▶ Task prompt: Keep only the lines of the data below that contain "subcontracted", and copy them.

▶ Input data:

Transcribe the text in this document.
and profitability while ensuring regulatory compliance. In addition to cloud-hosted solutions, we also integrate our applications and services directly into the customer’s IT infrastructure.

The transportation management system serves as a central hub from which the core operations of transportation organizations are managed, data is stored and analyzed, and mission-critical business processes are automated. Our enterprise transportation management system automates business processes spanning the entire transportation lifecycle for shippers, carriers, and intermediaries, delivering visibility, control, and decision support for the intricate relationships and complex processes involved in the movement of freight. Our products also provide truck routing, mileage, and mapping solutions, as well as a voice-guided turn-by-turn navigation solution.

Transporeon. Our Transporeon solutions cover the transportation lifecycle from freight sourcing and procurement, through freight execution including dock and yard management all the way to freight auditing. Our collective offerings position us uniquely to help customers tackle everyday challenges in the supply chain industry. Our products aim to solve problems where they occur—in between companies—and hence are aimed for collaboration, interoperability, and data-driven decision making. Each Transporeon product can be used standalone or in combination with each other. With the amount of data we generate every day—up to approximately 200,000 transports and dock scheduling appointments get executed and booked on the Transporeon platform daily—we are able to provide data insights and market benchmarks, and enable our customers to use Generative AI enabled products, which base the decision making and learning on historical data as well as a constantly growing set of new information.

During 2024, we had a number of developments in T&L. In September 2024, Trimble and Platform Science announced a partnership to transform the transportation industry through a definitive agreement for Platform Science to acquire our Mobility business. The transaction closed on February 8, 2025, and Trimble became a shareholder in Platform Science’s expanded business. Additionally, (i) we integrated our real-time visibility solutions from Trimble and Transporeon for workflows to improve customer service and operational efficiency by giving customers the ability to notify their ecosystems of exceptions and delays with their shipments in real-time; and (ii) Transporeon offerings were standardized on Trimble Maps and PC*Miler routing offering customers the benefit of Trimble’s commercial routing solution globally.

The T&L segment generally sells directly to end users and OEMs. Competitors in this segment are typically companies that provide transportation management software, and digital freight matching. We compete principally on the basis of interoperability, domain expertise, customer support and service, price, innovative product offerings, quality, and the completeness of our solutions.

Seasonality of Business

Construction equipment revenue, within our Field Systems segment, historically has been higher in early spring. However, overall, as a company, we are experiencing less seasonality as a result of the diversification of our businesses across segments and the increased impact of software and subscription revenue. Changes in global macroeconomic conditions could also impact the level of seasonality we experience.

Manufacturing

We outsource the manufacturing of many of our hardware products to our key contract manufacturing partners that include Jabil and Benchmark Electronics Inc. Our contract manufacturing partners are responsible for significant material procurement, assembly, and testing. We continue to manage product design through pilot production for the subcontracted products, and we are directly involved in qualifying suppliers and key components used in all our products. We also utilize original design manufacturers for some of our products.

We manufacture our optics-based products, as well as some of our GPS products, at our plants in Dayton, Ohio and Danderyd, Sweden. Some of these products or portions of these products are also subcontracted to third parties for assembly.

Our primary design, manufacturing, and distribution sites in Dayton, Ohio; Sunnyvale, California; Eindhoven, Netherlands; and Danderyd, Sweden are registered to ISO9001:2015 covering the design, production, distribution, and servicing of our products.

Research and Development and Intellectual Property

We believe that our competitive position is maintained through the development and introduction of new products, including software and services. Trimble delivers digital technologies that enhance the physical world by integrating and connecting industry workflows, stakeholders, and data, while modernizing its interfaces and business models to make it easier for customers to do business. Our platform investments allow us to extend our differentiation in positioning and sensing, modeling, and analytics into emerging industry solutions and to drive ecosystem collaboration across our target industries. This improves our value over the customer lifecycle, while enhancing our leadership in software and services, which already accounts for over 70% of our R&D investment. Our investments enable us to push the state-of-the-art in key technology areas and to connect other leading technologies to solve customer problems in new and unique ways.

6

▶ Final answer:
We outsource the manufacturing of many of our hardware products to our key contract manufacturing partners that include Jabil and Benchmark Electronics Inc. Our contract manufacturing partners are responsible for significant material procurement, assembly, and testing. We continue to manage product design through pilot production for the subcontracted products, and we are directly involved in qualifying suppliers and key components used in all our products. We also utilize original design manufacturers for some of our products.
We manufacture our optics-based products, as well as some of our GPS products, at our plants in Dayton, Ohio and Danderyd, Sweden. Some of these products or portions of these products are also subcontracted to third parties for assembly.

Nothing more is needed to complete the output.